Work to do: Can you write out all of the material below, word for word?

Extracted data:
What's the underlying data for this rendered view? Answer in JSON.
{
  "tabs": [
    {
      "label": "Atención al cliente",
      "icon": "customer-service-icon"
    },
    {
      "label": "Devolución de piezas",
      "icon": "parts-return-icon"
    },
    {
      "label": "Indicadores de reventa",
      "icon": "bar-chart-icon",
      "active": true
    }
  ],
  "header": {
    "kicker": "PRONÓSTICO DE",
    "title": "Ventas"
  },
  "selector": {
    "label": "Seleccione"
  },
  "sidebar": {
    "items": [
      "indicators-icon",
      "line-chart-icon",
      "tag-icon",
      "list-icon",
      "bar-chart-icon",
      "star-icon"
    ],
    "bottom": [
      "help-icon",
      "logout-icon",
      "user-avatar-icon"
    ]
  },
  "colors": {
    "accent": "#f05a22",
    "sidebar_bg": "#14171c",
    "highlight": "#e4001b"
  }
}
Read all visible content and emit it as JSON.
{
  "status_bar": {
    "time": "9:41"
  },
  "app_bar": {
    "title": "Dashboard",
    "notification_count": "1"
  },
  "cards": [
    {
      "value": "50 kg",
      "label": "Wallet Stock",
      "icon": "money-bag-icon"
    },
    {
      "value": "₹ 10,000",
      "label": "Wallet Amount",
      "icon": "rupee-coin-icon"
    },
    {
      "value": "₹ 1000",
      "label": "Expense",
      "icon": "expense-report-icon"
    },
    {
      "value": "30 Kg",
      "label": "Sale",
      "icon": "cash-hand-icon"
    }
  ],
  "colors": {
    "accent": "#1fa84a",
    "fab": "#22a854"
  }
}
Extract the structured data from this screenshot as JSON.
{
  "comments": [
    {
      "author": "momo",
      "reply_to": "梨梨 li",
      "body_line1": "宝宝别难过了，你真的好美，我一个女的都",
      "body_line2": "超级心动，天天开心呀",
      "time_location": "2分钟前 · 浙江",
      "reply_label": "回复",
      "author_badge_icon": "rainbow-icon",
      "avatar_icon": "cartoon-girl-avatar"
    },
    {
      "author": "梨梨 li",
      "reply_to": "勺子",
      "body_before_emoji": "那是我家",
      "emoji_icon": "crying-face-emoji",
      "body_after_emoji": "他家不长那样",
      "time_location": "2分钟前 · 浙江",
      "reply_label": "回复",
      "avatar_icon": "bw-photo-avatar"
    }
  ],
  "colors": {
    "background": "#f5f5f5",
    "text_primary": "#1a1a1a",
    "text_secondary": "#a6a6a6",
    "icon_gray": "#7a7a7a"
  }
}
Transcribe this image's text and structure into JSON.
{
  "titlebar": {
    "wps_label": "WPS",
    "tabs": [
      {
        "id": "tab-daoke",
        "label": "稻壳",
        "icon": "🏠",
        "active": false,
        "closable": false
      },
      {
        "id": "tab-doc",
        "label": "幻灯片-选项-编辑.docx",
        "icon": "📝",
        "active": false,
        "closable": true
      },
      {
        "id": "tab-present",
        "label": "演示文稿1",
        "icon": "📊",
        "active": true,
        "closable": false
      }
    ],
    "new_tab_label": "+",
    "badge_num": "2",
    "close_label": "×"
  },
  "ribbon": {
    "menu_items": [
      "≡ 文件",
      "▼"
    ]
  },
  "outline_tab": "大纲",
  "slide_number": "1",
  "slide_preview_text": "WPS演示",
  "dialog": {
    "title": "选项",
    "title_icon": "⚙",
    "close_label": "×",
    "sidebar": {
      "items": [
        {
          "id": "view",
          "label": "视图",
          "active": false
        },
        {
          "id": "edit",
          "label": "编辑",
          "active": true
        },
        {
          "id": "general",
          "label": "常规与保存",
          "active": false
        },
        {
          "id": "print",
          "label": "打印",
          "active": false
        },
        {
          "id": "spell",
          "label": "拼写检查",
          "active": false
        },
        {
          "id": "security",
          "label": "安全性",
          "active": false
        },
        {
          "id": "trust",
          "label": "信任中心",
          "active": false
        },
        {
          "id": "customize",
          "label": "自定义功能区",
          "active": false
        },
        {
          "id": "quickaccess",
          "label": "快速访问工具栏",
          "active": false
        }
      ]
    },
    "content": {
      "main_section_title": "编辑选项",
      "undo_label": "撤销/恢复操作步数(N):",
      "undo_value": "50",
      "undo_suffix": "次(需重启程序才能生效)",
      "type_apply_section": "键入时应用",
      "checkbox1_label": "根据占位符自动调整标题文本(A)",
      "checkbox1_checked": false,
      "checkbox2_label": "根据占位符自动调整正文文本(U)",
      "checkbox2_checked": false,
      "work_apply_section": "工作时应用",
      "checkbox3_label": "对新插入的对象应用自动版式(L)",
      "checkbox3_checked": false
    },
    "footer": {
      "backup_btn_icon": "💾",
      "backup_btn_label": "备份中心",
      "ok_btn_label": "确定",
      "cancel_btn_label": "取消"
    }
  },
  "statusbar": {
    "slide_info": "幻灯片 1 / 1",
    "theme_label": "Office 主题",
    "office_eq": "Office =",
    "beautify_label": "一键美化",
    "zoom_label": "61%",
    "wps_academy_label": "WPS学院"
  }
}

Response:
What's the underlying data for this rendered view? Answer in JSON.
{
  "tabs": [
    {
      "label": "Atención al cliente",
      "icon": "customer-service-icon"
    },
    {
      "label": "Devolución de piezas",
      "icon": "parts-return-icon"
    },
    {
      "label": "Indicadores de reventa",
      "icon": "bar-chart-icon",
      "active": true
    }
  ],
  "header": {
    "kicker": "PRONÓSTICO DE",
    "title": "Ventas"
  },
  "selector": {
    "label": "Seleccione"
  },
  "sidebar": {
    "items": [
      "indicators-icon",
      "line-chart-icon",
      "tag-icon",
      "list-icon",
      "bar-chart-icon",
      "star-icon"
    ],
    "bottom": [
      "help-icon",
      "logout-icon",
      "user-avatar-icon"
    ]
  },
  "colors": {
    "accent": "#f05a22",
    "sidebar_bg": "#14171c",
    "highlight": "#e4001b"
  }
}
Read all visible content and emit it as JSON.
{
  "status_bar": {
    "time": "9:41"
  },
  "app_bar": {
    "title": "Dashboard",
    "notification_count": "1"
  },
  "cards": [
    {
      "value": "50 kg",
      "label": "Wallet Stock",
      "icon": "money-bag-icon"
    },
    {
      "value": "₹ 10,000",
      "label": "Wallet Amount",
      "icon": "rupee-coin-icon"
    },
    {
      "value": "₹ 1000",
      "label": "Expense",
      "icon": "expense-report-icon"
    },
    {
      "value": "30 Kg",
      "label": "Sale",
      "icon": "cash-hand-icon"
    }
  ],
  "colors": {
    "accent": "#1fa84a",
    "fab": "#22a854"
  }
}
Extract the structured data from this screenshot as JSON.
{
  "comments": [
    {
      "author": "momo",
      "reply_to": "梨梨 li",
      "body_line1": "宝宝别难过了，你真的好美，我一个女的都",
      "body_line2": "超级心动，天天开心呀",
      "time_location": "2分钟前 · 浙江",
      "reply_label": "回复",
      "author_badge_icon": "rainbow-icon",
      "avatar_icon": "cartoon-girl-avatar"
    },
    {
      "author": "梨梨 li",
      "reply_to": "勺子",
      "body_before_emoji": "那是我家",
      "emoji_icon": "crying-face-emoji",
      "body_after_emoji": "他家不长那样",
      "time_location": "2分钟前 · 浙江",
      "reply_label": "回复",
      "avatar_icon": "bw-photo-avatar"
    }
  ],
  "colors": {
    "background": "#f5f5f5",
    "text_primary": "#1a1a1a",
    "text_secondary": "#a6a6a6",
    "icon_gray": "#7a7a7a"
  }
}
Transcribe this image's text and structure into JSON.
{
  "titlebar": {
    "wps_label": "WPS",
    "tabs": [
      {
        "id": "tab-daoke",
        "label": "稻壳",
        "icon": "🏠",
        "active": false,
        "closable": false
      },
      {
        "id": "tab-doc",
        "label": "幻灯片-选项-编辑.docx",
        "icon": "📝",
        "active": false,
        "closable": true
      },
      {
        "id": "tab-present",
        "label": "演示文稿1",
        "icon": "📊",
        "active": true,
        "closable": false
      }
    ],
    "new_tab_label": "+",
    "badge_num": "2",
    "close_label": "×"
  },
  "ribbon": {
    "menu_items": [
      "≡ 文件",
      "▼"
    ]
  },
  "outline_tab": "大纲",
  "slide_number": "1",
  "slide_preview_text": "WPS演示",
  "dialog": {
    "title": "选项",
    "title_icon": "⚙",
    "close_label": "×",
    "sidebar": {
      "items": [
        {
          "id": "view",
          "label": "视图",
          "active": false
        },
        {
          "id": "edit",
          "label": "编辑",
          "active": true
        },
        {
          "id": "general",
          "label": "常规与保存",
          "active": false
        },
        {
          "id": "print",
          "label": "打印",
          "active": false
        },
        {
          "id": "spell",
          "label": "拼写检查",
          "active": false
        },
        {
          "id": "security",
          "label": "安全性",
          "active": false
        },
        {
          "id": "trust",
          "label": "信任中心",
          "active": false
        },
        {
          "id": "customize",
          "label": "自定义功能区",
          "active": false
        },
        {
          "id": "quickaccess",
          "label": "快速访问工具栏",
          "active": false
        }
      ]
    },
    "content": {
      "main_section_title": "编辑选项",
      "undo_label": "撤销/恢复操作步数(N):",
      "undo_value": "50",
      "undo_suffix": "次(需重启程序才能生效)",
      "type_apply_section": "键入时应用",
      "checkbox1_label": "根据占位符自动调整标题文本(A)",
      "checkbox1_checked": false,
      "checkbox2_label": "根据占位符自动调整正文文本(U)",
      "checkbox2_checked": false,
      "work_apply_section": "工作时应用",
      "checkbox3_label": "对新插入的对象应用自动版式(L)",
      "checkbox3_checked": false
    },
    "footer": {
      "backup_btn_icon": "💾",
      "backup_btn_label": "备份中心",
      "ok_btn_label": "确定",
      "cancel_btn_label": "取消"
    }
  },
  "statusbar": {
    "slide_info": "幻灯片 1 / 1",
    "theme_label": "Office 主题",
    "office_eq": "Office =",
    "beautify_label": "一键美化",
    "zoom_label": "61%",
    "wps_academy_label": "WPS学院"
  }
}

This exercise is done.